------ Recorded information
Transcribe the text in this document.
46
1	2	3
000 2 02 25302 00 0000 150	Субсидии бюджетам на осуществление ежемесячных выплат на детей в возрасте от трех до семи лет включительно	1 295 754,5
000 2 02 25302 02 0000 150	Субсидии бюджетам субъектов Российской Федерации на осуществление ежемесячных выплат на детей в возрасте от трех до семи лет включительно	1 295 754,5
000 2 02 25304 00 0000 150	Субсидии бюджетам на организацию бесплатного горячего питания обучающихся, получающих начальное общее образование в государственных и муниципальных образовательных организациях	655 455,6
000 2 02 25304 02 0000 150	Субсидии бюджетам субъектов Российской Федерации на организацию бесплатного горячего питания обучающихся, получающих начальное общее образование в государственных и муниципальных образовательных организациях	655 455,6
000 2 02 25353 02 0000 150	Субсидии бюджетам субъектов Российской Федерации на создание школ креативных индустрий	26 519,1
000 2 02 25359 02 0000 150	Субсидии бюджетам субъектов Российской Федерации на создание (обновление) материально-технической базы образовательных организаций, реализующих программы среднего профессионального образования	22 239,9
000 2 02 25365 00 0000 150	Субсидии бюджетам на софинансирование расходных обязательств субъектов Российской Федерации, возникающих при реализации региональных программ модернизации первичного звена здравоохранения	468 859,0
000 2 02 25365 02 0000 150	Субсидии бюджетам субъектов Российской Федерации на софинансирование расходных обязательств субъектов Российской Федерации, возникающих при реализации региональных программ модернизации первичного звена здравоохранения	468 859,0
------------
Produce a verbatim transcription of the entries above.

**Complete answer**
Transcribe the text in this document.
46
1	2	3
000 2 02 25302 00 0000 150	Субсидии бюджетам на осуществление ежемесячных выплат на детей в возрасте от трех до семи лет включительно	1 295 754,5
000 2 02 25302 02 0000 150	Субсидии бюджетам субъектов Российской Федерации на осуществление ежемесячных выплат на детей в возрасте от трех до семи лет включительно	1 295 754,5
000 2 02 25304 00 0000 150	Субсидии бюджетам на организацию бесплатного горячего питания обучающихся, получающих начальное общее образование в государственных и муниципальных образовательных организациях	655 455,6
000 2 02 25304 02 0000 150	Субсидии бюджетам субъектов Российской Федерации на организацию бесплатного горячего питания обучающихся, получающих начальное общее образование в государственных и муниципальных образовательных организациях	655 455,6
000 2 02 25353 02 0000 150	Субсидии бюджетам субъектов Российской Федерации на создание школ креативных индустрий	26 519,1
000 2 02 25359 02 0000 150	Субсидии бюджетам субъектов Российской Федерации на создание (обновление) материально-технической базы образовательных организаций, реализующих программы среднего профессионального образования	22 239,9
000 2 02 25365 00 0000 150	Субсидии бюджетам на софинансирование расходных обязательств субъектов Российской Федерации, возникающих при реализации региональных программ модернизации первичного звена здравоохранения	468 859,0
000 2 02 25365 02 0000 150	Субсидии бюджетам субъектов Российской Федерации на софинансирование расходных обязательств субъектов Российской Федерации, возникающих при реализации региональных программ модернизации первичного звена здравоохранения	468 859,0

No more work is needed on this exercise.